* What needs to be done
Search the listing below for the string "Editor" and show each line that contains it.
+ + + +
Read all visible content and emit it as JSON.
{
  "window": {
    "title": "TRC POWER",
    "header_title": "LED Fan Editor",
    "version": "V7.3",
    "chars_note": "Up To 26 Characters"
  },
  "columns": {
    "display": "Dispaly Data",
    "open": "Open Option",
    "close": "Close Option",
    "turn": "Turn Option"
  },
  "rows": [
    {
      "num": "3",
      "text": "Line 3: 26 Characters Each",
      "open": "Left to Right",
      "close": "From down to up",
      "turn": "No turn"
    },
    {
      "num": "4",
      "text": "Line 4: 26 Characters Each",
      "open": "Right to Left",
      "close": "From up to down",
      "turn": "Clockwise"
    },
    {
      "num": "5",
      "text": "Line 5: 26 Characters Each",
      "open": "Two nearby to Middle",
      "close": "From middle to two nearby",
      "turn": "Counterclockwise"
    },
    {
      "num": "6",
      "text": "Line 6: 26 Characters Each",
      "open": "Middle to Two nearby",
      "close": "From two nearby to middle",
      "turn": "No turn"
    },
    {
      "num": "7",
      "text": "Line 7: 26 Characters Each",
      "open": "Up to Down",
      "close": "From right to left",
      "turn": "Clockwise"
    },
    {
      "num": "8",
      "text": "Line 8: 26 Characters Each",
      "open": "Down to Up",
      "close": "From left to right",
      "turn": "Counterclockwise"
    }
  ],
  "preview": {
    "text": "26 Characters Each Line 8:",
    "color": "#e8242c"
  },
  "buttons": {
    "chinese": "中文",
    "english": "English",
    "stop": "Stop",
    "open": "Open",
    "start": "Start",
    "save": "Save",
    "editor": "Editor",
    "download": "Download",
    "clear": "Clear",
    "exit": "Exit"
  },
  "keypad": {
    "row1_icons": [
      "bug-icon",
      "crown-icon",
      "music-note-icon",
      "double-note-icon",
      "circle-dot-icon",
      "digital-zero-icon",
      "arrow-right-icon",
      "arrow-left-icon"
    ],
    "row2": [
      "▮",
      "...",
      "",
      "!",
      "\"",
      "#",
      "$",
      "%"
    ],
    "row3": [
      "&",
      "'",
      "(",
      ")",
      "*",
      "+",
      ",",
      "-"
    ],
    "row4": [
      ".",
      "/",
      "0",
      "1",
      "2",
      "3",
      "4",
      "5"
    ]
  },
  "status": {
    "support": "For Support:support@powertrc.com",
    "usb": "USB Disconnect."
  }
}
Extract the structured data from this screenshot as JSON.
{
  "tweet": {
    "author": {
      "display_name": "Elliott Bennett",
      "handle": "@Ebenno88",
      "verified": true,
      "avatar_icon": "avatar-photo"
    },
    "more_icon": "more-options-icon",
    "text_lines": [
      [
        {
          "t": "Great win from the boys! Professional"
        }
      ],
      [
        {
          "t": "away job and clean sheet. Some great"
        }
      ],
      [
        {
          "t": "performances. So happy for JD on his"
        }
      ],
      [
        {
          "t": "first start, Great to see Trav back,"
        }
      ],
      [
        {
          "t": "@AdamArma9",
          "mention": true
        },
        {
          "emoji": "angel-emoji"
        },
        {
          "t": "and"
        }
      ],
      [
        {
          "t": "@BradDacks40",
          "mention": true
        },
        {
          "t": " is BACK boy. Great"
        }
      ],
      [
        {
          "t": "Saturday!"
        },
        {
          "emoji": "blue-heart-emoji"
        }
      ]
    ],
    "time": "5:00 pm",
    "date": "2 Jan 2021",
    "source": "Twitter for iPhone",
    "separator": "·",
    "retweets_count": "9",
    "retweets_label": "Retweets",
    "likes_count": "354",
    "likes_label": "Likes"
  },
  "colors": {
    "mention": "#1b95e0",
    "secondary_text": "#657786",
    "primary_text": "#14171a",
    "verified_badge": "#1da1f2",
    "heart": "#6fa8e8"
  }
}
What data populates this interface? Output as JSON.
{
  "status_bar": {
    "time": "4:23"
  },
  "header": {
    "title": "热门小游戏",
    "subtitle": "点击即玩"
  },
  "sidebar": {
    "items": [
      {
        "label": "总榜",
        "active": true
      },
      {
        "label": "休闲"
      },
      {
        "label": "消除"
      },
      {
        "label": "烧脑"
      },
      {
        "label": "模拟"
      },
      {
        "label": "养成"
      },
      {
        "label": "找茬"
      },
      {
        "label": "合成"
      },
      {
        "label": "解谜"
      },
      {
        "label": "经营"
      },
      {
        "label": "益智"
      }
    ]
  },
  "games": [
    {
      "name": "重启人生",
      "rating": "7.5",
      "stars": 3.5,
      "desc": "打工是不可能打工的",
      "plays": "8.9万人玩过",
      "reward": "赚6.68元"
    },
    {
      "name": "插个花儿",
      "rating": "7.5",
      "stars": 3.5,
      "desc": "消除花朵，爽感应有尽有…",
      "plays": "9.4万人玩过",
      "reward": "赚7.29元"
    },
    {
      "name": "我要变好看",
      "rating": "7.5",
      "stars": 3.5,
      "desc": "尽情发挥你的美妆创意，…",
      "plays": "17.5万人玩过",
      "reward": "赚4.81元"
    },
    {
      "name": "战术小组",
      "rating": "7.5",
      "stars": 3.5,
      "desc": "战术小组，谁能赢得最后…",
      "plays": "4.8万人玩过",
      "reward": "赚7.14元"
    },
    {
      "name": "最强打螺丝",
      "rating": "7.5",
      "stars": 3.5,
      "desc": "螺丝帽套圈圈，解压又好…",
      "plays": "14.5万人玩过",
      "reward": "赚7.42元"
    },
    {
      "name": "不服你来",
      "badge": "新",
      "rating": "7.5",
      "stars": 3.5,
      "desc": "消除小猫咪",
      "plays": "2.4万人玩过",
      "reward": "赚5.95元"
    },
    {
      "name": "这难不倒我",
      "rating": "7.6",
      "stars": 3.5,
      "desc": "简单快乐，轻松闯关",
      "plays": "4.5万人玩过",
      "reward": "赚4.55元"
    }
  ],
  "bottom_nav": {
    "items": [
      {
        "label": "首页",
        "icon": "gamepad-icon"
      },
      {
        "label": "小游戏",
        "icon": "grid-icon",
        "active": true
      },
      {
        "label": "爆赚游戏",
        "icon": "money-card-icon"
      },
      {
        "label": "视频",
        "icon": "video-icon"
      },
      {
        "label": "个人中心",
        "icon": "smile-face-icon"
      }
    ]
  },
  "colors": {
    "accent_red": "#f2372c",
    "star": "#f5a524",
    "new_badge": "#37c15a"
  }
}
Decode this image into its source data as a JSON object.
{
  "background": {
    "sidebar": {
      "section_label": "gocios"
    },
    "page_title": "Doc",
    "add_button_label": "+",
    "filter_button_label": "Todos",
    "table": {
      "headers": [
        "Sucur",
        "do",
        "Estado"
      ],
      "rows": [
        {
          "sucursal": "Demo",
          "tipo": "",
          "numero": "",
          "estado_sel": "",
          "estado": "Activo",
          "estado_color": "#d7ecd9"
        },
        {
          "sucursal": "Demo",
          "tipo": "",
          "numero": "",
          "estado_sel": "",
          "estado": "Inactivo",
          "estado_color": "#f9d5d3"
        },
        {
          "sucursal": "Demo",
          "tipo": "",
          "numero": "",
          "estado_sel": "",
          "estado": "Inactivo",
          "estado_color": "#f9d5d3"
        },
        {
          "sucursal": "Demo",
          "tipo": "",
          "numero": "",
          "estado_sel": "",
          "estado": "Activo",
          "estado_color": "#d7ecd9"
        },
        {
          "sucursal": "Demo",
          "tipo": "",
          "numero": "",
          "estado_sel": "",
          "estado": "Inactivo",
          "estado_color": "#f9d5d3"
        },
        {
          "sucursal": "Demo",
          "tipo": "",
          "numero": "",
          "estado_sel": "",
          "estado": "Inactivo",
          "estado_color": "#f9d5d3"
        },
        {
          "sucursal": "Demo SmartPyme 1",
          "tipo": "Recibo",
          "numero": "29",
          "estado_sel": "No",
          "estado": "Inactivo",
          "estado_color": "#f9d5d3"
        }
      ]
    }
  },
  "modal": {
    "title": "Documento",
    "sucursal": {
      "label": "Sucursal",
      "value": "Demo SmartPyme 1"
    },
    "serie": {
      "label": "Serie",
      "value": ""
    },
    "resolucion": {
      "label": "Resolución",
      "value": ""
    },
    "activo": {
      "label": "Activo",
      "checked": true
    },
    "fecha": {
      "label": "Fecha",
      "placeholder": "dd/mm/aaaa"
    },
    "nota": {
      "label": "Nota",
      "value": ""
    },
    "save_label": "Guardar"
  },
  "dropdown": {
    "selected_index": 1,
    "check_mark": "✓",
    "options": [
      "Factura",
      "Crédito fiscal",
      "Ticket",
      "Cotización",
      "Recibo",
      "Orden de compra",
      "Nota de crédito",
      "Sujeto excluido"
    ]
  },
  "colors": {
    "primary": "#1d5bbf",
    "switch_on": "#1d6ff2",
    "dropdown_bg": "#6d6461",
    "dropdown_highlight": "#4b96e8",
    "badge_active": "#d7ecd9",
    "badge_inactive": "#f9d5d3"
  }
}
+ + + +
* Exercise output
    "header_title": "LED Fan Editor",
    "editor": "Editor",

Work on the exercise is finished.